--- Start of Records shown ---

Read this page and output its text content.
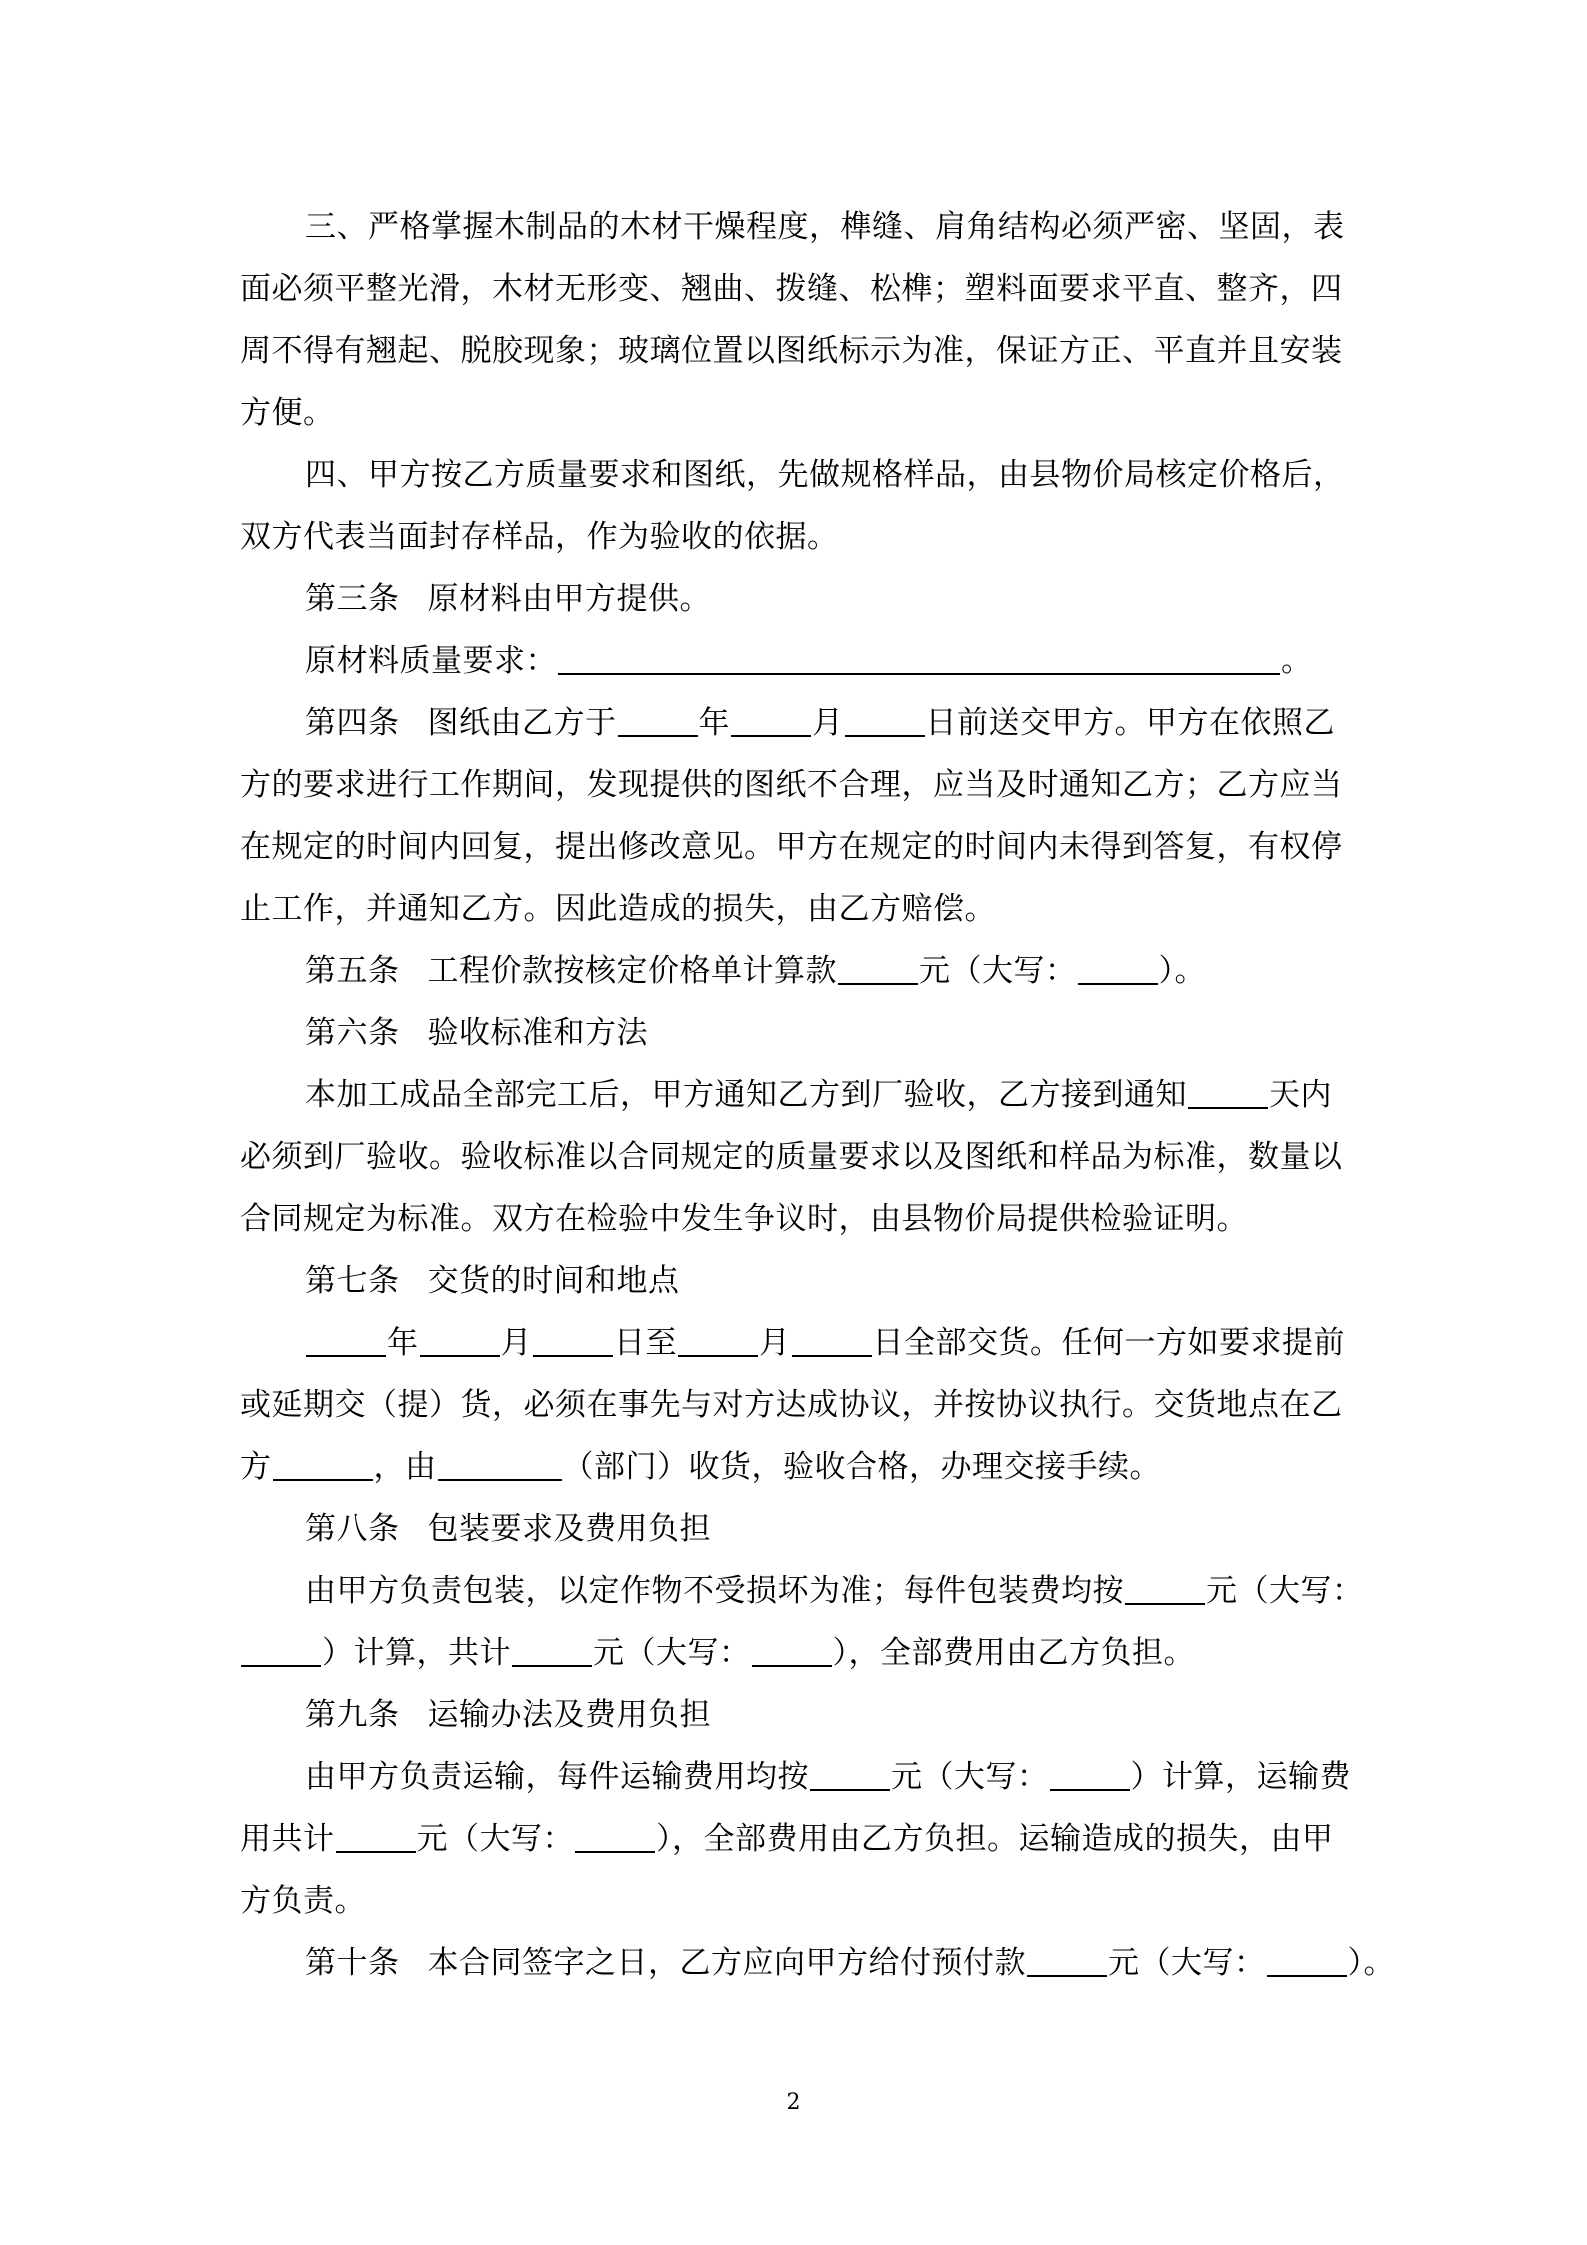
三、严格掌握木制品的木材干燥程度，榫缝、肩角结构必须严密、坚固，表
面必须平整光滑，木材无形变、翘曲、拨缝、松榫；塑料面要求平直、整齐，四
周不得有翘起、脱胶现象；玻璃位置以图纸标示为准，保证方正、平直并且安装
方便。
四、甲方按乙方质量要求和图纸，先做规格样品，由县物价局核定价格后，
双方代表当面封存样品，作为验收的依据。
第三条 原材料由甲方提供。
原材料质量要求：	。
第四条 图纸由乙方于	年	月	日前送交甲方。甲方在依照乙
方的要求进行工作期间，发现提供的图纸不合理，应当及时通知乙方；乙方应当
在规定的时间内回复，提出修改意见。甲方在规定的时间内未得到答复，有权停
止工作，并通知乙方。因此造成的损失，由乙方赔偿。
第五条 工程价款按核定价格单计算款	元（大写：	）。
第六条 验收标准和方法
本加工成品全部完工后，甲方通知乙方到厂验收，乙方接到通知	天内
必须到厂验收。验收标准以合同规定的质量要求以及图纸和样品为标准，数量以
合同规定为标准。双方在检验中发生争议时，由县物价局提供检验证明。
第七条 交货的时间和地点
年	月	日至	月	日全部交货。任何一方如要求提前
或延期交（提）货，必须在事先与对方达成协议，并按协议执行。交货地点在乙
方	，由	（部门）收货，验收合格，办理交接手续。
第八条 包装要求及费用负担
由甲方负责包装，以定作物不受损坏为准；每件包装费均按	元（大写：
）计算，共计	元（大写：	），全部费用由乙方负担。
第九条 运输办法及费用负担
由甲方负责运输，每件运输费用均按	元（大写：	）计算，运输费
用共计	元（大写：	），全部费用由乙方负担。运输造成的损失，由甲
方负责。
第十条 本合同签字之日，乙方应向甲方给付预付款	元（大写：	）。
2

--- End of Records shown ---
--- Start of Records shown ---

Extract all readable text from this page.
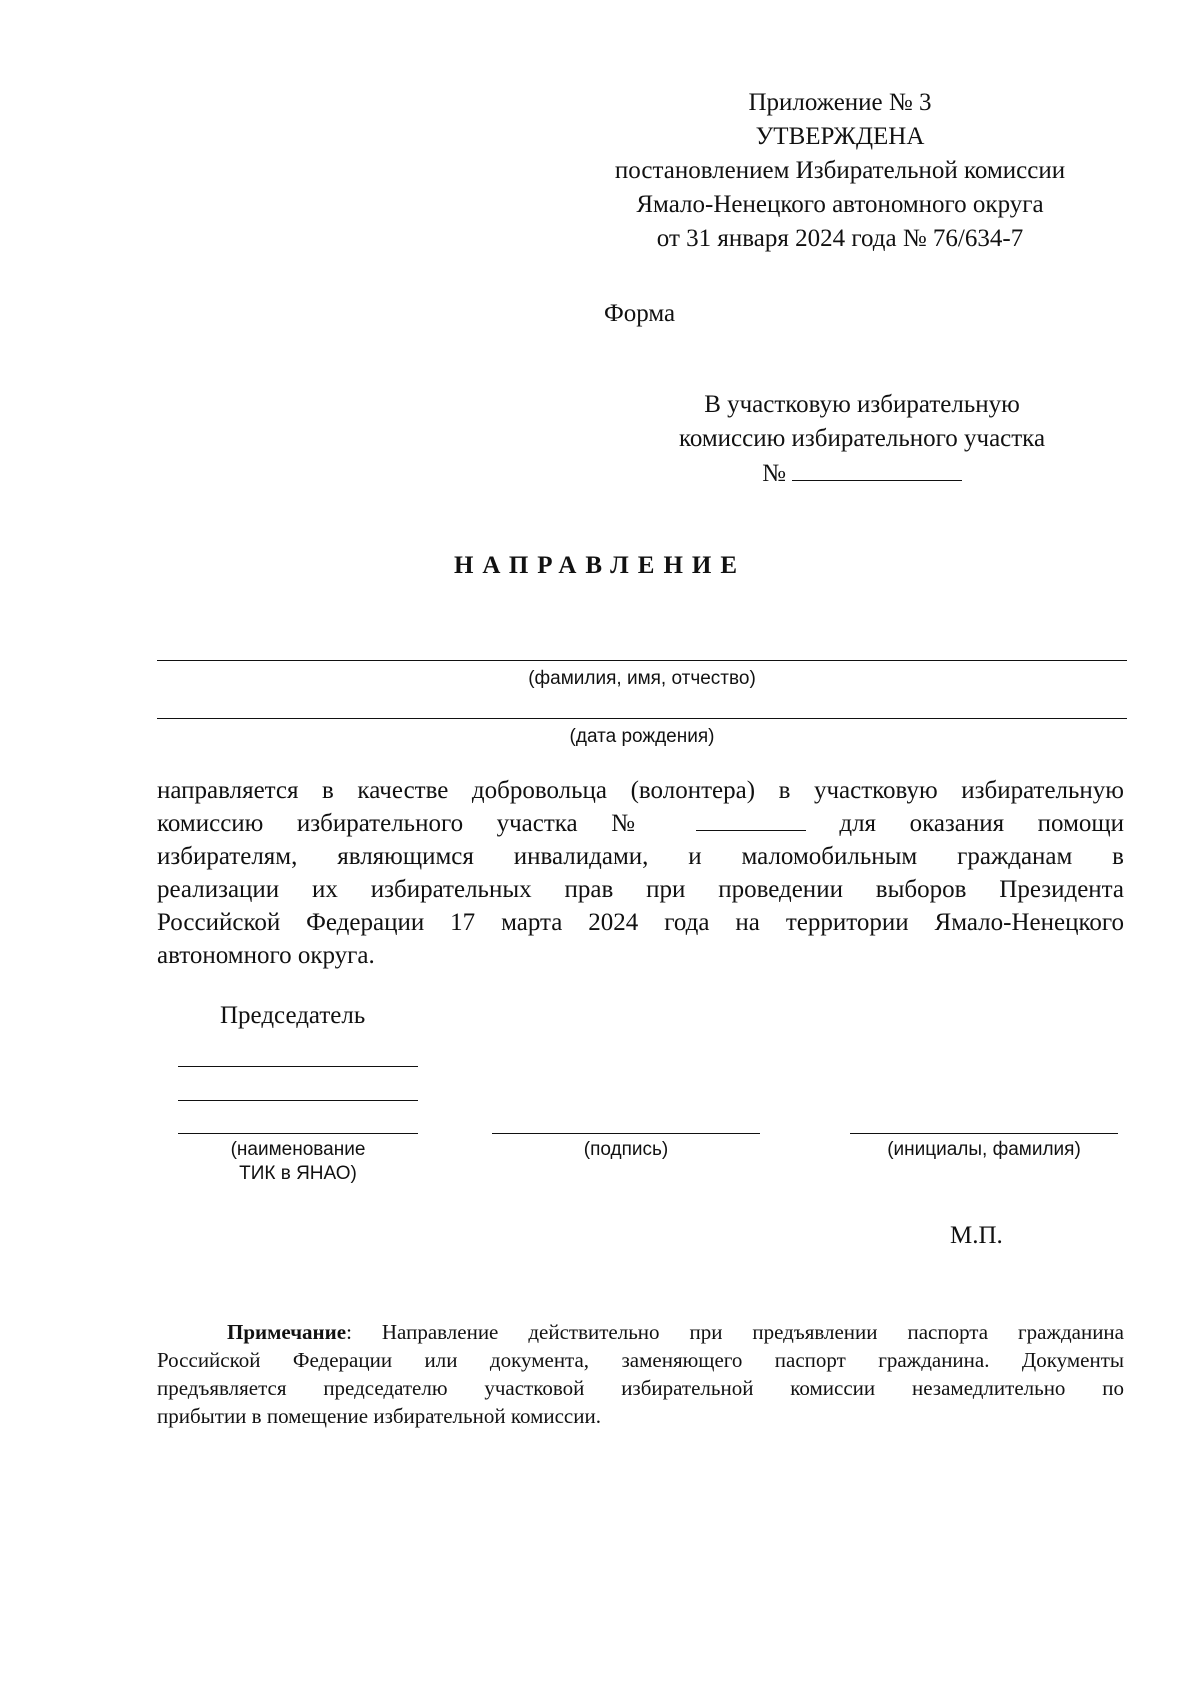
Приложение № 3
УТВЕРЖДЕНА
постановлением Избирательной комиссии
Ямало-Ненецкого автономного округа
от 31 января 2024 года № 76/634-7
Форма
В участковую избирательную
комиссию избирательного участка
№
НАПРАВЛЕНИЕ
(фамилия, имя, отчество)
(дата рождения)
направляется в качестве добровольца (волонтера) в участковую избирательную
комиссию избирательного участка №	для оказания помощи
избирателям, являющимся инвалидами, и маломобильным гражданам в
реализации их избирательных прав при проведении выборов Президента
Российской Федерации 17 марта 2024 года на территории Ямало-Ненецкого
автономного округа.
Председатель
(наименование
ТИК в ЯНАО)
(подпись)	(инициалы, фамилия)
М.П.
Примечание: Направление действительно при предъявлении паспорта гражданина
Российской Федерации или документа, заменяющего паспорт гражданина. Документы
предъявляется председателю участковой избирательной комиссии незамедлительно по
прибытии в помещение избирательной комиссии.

--- End of Records shown ---

• **Objective**: Find every line in the records above that holds the word "комиссии", and copy each one.

• **Written solution**:
постановлением Избирательной комиссии
предъявляется председателю участковой избирательной комиссии незамедлительно по
прибытии в помещение избирательной комиссии.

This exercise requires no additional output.